+++ EXERCISE DATA

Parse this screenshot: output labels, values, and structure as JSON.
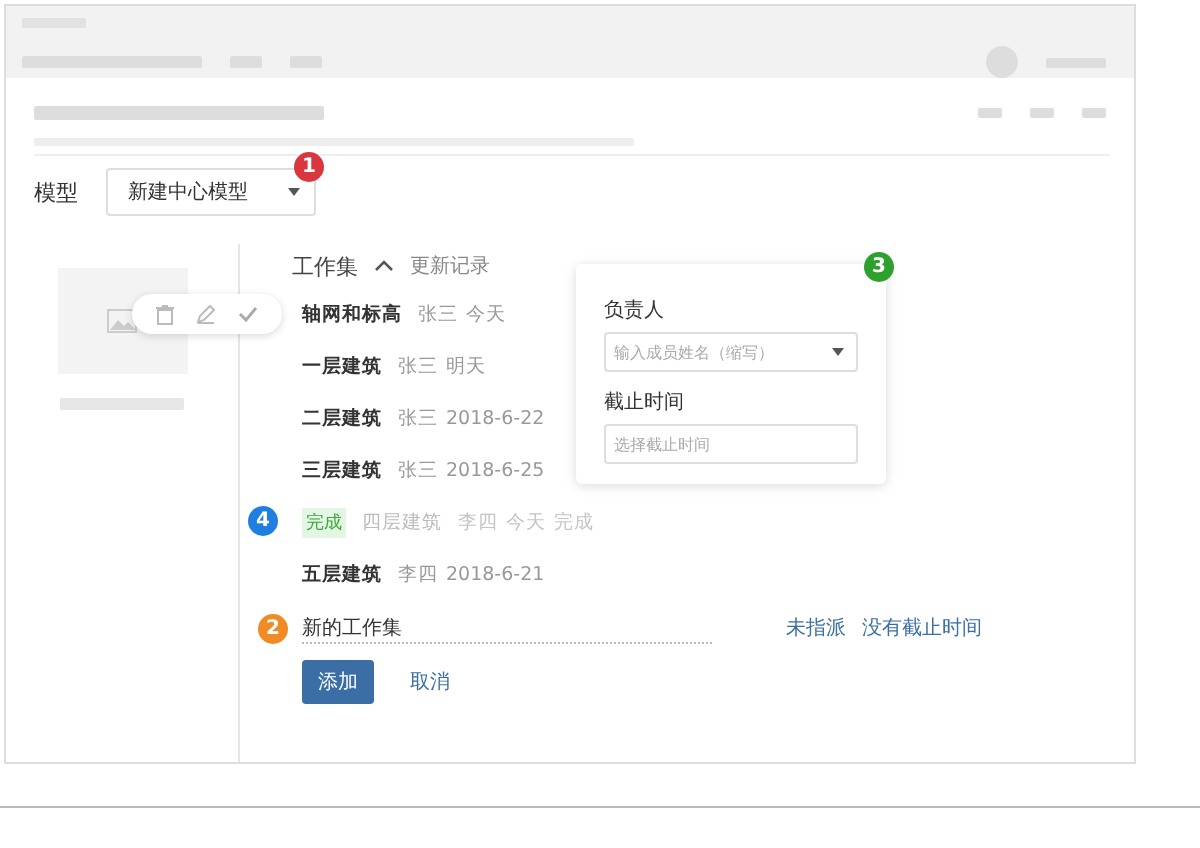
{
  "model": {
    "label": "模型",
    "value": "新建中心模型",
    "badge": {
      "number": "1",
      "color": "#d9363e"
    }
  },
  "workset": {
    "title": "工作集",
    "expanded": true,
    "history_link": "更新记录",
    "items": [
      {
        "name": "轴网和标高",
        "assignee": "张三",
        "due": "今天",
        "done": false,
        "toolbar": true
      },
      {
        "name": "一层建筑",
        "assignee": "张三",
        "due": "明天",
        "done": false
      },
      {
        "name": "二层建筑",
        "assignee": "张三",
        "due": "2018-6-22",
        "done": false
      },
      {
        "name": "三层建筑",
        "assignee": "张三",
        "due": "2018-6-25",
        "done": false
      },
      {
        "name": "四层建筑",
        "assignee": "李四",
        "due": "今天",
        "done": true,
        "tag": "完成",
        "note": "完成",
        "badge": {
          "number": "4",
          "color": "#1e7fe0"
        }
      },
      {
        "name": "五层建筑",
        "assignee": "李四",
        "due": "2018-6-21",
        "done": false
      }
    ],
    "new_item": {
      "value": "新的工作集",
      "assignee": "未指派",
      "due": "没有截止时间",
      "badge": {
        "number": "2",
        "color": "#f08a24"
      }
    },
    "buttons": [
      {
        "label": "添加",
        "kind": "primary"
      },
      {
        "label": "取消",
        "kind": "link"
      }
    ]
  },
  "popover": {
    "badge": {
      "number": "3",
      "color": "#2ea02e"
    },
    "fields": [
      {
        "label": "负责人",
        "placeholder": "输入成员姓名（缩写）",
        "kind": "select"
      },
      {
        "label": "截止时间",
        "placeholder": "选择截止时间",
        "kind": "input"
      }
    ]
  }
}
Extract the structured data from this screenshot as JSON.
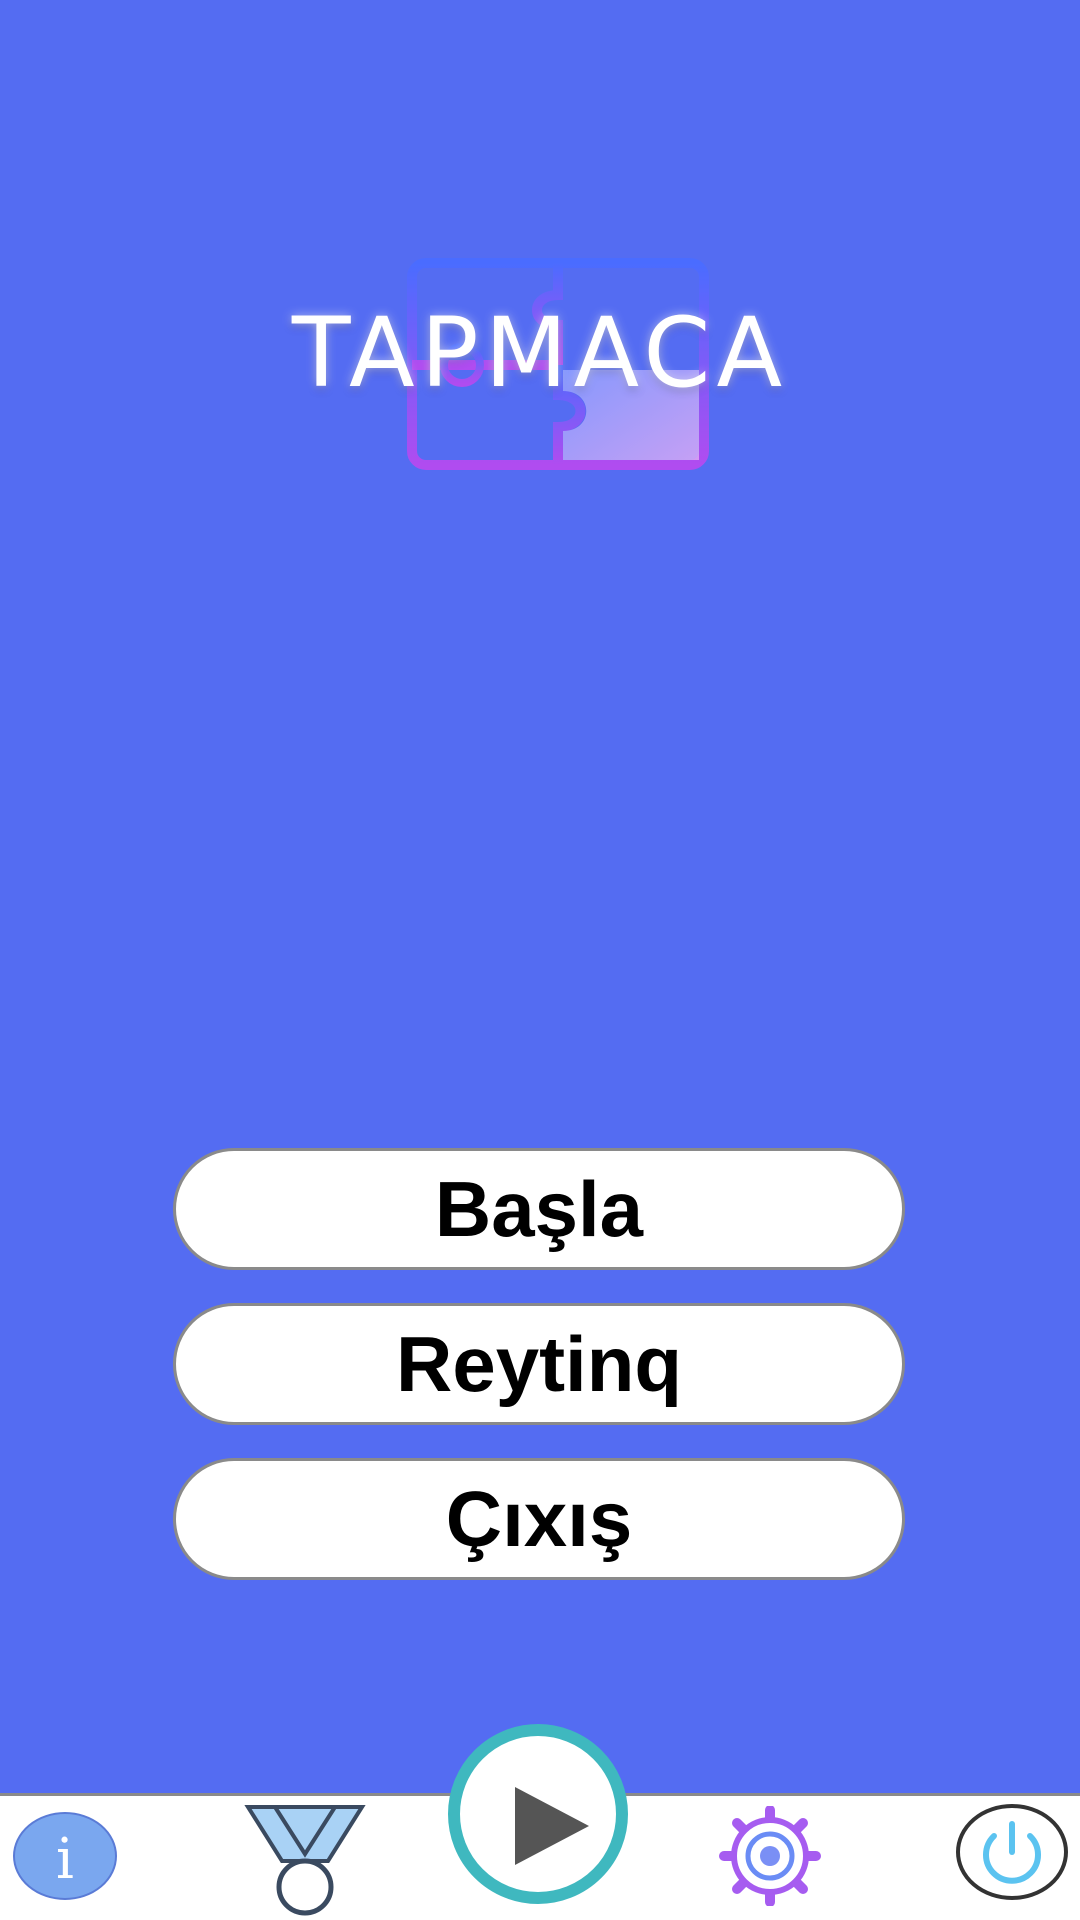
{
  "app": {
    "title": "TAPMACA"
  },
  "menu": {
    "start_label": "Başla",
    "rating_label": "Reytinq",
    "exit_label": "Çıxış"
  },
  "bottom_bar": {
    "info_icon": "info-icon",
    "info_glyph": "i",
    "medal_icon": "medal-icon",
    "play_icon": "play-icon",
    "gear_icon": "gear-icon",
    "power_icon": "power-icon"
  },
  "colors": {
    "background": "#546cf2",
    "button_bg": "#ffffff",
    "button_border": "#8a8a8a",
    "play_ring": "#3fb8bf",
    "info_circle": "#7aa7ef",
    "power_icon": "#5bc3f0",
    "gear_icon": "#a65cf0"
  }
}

++++++

• **REQUIRED WORK**
Repeat each record exactly, with the pictures left out.

• **RESULT**
Parse this screenshot: output labels, values, and structure as JSON.
{
  "model": {
    "label": "模型",
    "value": "新建中心模型",
    "badge": {
      "number": "1",
      "color": "#d9363e"
    }
  },
  "workset": {
    "title": "工作集",
    "expanded": true,
    "history_link": "更新记录",
    "items": [
      {
        "name": "轴网和标高",
        "assignee": "张三",
        "due": "今天",
        "done": false,
        "toolbar": true
      },
      {
        "name": "一层建筑",
        "assignee": "张三",
        "due": "明天",
        "done": false
      },
      {
        "name": "二层建筑",
        "assignee": "张三",
        "due": "2018-6-22",
        "done": false
      },
      {
        "name": "三层建筑",
        "assignee": "张三",
        "due": "2018-6-25",
        "done": false
      },
      {
        "name": "四层建筑",
        "assignee": "李四",
        "due": "今天",
        "done": true,
        "tag": "完成",
        "note": "完成",
        "badge": {
          "number": "4",
          "color": "#1e7fe0"
        }
      },
      {
        "name": "五层建筑",
        "assignee": "李四",
        "due": "2018-6-21",
        "done": false
      }
    ],
    "new_item": {
      "value": "新的工作集",
      "assignee": "未指派",
      "due": "没有截止时间",
      "badge": {
        "number": "2",
        "color": "#f08a24"
      }
    },
    "buttons": [
      {
        "label": "添加",
        "kind": "primary"
      },
      {
        "label": "取消",
        "kind": "link"
      }
    ]
  },
  "popover": {
    "badge": {
      "number": "3",
      "color": "#2ea02e"
    },
    "fields": [
      {
        "label": "负责人",
        "placeholder": "输入成员姓名（缩写）",
        "kind": "select"
      },
      {
        "label": "截止时间",
        "placeholder": "选择截止时间",
        "kind": "input"
      }
    ]
  }
}
Extract the structured data from this screenshot as JSON.
{
  "app": {
    "title": "TAPMACA"
  },
  "menu": {
    "start_label": "Başla",
    "rating_label": "Reytinq",
    "exit_label": "Çıxış"
  },
  "bottom_bar": {
    "info_icon": "info-icon",
    "info_glyph": "i",
    "medal_icon": "medal-icon",
    "play_icon": "play-icon",
    "gear_icon": "gear-icon",
    "power_icon": "power-icon"
  },
  "colors": {
    "background": "#546cf2",
    "button_bg": "#ffffff",
    "button_border": "#8a8a8a",
    "play_ring": "#3fb8bf",
    "info_circle": "#7aa7ef",
    "power_icon": "#5bc3f0",
    "gear_icon": "#a65cf0"
  }
}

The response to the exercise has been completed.